[start ROWS]

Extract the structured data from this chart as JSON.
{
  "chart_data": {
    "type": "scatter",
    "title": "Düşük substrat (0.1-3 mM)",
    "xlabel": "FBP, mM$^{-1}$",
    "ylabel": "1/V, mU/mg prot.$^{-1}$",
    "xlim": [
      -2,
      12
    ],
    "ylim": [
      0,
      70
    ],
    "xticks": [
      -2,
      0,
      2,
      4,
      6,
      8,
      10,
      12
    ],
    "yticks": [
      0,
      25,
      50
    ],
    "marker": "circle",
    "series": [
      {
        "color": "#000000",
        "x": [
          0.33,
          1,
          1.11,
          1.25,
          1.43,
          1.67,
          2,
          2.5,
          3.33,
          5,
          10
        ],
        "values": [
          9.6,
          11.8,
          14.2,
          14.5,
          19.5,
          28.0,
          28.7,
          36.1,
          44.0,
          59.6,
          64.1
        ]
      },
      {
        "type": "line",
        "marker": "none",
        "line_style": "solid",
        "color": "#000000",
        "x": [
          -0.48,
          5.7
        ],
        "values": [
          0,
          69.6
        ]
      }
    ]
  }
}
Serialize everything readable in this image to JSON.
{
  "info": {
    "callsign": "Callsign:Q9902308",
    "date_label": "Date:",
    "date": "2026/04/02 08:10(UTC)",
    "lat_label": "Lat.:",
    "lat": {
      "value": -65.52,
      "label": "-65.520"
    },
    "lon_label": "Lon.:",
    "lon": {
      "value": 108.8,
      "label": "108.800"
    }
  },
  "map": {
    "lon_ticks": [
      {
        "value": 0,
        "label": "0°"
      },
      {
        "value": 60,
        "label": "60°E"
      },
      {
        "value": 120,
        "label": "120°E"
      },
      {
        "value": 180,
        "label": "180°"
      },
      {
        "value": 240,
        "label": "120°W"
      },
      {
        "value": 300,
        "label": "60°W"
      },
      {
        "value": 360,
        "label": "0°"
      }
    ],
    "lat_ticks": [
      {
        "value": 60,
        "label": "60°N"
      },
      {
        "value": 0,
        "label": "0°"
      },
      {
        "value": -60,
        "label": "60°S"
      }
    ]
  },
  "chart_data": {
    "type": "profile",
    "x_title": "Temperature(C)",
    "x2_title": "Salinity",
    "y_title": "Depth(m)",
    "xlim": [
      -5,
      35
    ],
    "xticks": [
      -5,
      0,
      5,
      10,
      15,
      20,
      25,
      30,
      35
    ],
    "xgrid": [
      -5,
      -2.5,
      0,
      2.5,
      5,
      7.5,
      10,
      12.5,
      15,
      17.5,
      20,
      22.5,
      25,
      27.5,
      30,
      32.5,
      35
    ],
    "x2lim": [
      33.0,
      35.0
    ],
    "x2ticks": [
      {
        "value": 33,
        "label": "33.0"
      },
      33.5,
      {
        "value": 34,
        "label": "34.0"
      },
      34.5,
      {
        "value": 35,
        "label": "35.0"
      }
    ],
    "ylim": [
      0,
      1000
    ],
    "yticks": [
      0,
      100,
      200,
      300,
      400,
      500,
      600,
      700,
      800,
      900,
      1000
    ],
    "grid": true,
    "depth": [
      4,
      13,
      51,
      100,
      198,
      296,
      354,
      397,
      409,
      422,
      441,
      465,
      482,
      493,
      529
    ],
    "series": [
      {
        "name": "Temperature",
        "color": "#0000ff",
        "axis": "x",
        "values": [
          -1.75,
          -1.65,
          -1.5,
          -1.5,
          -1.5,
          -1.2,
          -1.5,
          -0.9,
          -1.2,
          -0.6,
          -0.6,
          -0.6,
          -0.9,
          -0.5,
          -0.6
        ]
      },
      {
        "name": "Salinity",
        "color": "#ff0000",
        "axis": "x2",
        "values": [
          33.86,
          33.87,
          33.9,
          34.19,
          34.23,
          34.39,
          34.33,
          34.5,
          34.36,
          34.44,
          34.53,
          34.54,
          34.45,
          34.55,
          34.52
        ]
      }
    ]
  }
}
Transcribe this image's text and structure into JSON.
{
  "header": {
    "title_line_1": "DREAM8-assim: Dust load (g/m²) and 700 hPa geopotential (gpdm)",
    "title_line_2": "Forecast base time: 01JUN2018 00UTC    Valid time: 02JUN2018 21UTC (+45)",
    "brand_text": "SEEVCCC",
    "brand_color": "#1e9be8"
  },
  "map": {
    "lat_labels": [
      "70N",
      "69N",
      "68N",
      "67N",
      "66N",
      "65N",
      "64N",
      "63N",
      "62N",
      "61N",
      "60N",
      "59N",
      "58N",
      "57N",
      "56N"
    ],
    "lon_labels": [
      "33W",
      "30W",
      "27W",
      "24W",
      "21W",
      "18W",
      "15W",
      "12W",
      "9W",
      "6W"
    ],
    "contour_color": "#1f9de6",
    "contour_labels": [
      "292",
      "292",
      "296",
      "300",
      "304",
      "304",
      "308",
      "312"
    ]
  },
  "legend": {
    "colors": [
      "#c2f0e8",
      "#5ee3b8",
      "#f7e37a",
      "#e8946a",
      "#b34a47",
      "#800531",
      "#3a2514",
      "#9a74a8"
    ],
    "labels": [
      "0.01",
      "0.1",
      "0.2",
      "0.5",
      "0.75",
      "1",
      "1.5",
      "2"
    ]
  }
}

[end ROWS]

WRITTEN REQUEST.
From the data above, copy each line that holds "JSON".

RESULT OF THIS TASK.
Extract the structured data from this chart as JSON.
Serialize everything readable in this image to JSON.
Transcribe this image's text and structure into JSON.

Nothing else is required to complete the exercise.